-- begin DATA FOR PROCESSING --

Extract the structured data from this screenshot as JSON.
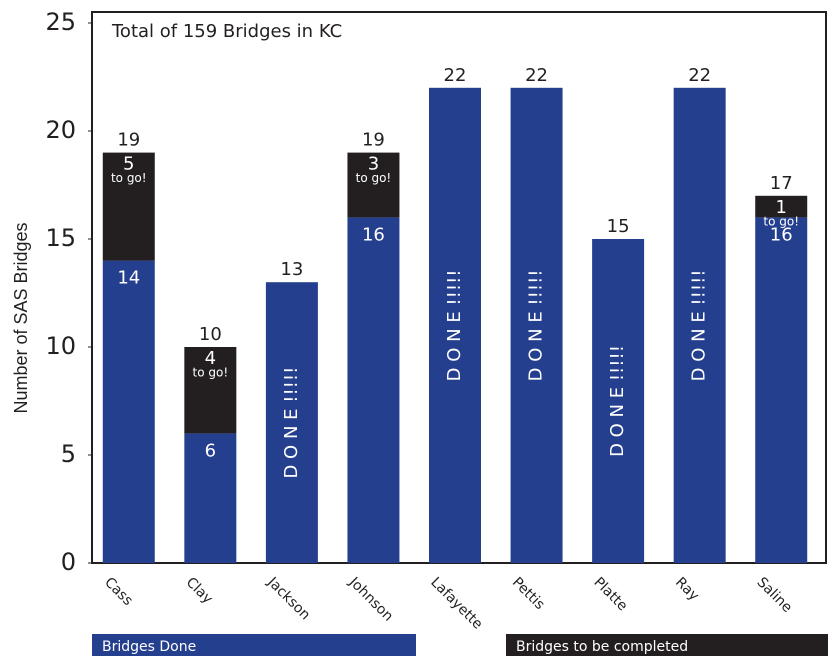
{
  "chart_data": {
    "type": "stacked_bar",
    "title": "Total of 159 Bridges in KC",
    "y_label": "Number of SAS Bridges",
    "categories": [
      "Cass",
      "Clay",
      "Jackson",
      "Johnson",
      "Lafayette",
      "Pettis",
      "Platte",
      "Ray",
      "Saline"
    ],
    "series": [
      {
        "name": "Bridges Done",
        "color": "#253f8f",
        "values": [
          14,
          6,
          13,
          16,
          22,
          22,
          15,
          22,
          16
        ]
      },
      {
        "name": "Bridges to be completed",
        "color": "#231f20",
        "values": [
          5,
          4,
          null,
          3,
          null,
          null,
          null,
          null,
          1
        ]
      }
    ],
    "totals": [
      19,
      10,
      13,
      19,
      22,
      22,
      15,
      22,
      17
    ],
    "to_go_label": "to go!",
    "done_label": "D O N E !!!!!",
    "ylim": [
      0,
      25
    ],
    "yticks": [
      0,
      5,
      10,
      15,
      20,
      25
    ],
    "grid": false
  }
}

-- end DATA FOR PROCESSING --
-- begin DATA FOR PROCESSING --

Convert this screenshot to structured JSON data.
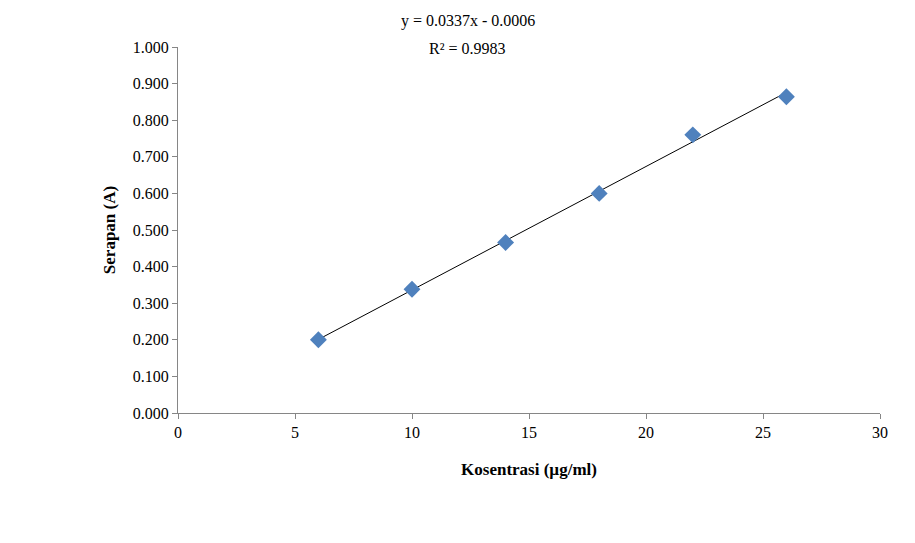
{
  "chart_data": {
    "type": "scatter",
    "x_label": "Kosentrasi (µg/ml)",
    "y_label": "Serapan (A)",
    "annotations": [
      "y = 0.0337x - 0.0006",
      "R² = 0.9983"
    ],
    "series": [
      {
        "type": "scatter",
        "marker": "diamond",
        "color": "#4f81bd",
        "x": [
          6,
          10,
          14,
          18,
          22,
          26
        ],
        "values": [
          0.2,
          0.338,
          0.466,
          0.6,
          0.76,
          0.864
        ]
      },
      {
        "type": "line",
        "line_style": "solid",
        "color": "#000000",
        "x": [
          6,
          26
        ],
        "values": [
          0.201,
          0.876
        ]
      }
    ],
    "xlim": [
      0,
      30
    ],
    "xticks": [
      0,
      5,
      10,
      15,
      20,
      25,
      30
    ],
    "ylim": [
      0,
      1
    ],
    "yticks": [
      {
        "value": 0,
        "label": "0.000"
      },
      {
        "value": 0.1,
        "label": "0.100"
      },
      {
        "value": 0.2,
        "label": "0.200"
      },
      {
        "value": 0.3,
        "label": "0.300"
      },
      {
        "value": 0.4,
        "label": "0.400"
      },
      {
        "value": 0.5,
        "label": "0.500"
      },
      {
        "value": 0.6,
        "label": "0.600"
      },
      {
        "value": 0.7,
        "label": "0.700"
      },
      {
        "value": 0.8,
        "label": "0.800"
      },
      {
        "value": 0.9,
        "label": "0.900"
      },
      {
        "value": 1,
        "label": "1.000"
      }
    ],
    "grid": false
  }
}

-- end DATA FOR PROCESSING --

◆ WHAT YOU SHOULD DO ◆
Pull out all lines from the entries above in which the word "name" appears.

◆ COMPLETE OUTPUT ◆
        "name": "Bridges Done",
        "name": "Bridges to be completed",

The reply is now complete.